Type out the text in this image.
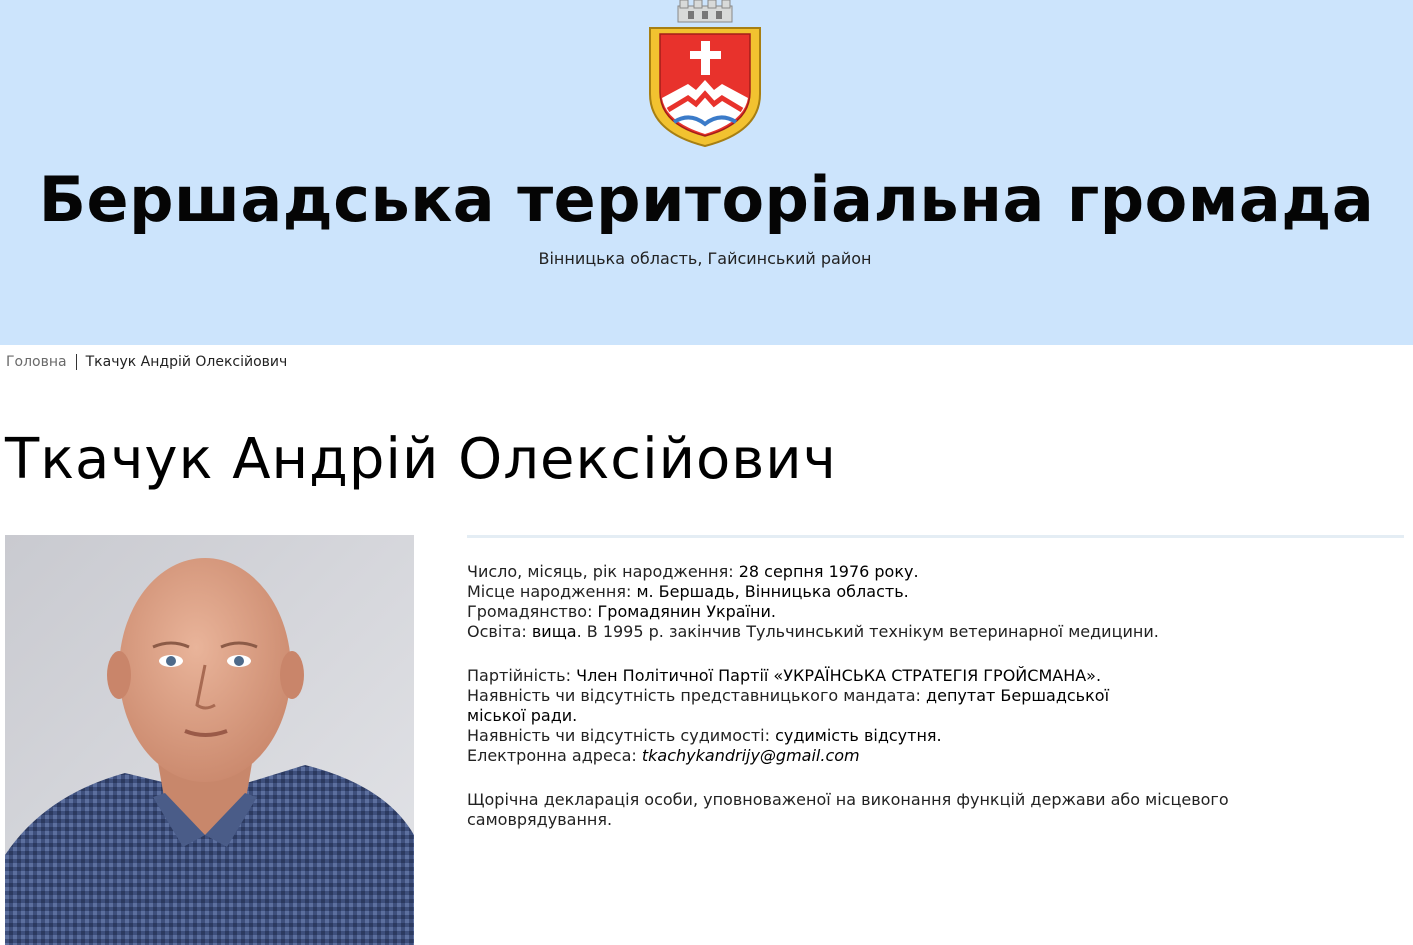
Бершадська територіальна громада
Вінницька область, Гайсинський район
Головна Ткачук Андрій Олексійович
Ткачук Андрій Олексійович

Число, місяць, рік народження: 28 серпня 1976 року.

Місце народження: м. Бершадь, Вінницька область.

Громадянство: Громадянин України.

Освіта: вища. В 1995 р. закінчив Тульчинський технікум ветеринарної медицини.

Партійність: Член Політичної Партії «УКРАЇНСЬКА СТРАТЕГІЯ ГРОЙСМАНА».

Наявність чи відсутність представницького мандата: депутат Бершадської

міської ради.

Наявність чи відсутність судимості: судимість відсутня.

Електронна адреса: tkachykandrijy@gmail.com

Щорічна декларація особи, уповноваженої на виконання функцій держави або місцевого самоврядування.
########
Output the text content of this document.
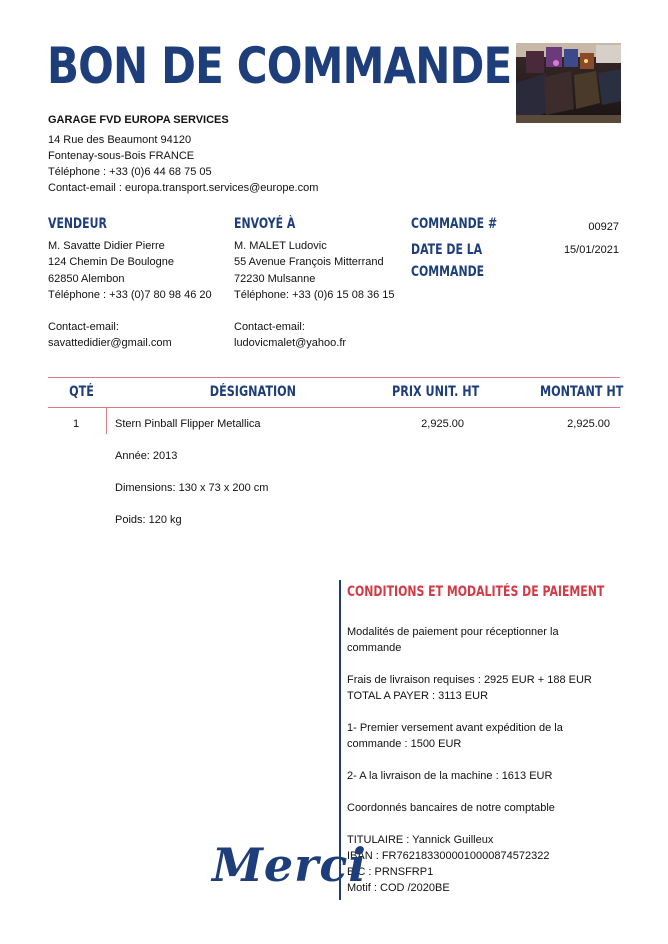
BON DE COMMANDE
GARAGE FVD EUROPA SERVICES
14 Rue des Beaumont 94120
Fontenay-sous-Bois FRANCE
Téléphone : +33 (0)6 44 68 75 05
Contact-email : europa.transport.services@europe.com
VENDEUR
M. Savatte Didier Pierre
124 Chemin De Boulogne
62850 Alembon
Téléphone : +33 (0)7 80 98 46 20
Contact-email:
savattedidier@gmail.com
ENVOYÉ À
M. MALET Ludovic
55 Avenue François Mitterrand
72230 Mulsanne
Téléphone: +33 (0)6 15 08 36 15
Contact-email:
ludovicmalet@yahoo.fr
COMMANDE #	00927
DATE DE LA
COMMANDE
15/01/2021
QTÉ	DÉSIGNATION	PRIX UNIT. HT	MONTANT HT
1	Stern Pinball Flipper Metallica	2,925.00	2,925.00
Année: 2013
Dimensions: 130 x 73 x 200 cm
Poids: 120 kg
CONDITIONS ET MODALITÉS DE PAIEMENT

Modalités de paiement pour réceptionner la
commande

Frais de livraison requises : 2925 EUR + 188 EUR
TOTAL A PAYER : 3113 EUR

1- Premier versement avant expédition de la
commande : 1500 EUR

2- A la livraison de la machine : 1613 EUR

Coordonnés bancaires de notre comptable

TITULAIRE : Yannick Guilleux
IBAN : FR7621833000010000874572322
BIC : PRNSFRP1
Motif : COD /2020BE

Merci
########
• _The request_:
Copy out each line of the records where the string "Ткачук" appears.

• _Answer_:
Головна Ткачук Андрій Олексійович
Ткачук Андрій Олексійович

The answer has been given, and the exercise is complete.